The problem: Extract every line where the string "Files" appears.

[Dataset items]
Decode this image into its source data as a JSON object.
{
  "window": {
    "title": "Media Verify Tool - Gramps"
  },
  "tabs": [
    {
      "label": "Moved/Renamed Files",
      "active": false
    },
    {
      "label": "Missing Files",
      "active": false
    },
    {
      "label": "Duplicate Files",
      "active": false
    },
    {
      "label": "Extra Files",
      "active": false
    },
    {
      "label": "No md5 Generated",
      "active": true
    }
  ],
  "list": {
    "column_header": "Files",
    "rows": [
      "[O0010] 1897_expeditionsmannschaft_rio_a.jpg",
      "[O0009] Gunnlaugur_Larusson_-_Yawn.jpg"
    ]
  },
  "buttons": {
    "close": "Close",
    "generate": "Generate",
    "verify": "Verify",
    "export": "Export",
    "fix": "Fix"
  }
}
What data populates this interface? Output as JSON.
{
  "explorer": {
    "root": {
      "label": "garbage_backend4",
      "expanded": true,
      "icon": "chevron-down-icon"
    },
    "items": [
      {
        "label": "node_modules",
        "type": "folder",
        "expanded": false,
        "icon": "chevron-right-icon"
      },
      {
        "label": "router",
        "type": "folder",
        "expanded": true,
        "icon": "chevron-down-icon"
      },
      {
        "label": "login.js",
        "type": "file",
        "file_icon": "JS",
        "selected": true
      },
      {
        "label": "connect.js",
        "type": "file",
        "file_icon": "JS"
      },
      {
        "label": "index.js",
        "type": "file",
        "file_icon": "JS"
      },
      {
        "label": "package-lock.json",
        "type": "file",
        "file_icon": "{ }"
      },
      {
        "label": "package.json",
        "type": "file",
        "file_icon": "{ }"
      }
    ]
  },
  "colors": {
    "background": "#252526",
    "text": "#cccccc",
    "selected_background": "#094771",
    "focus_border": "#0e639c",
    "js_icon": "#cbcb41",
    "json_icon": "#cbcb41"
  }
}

Answer to the exercise:
      "label": "Moved/Renamed Files",
      "label": "Missing Files",
      "label": "Duplicate Files",
      "label": "Extra Files",
    "column_header": "Files",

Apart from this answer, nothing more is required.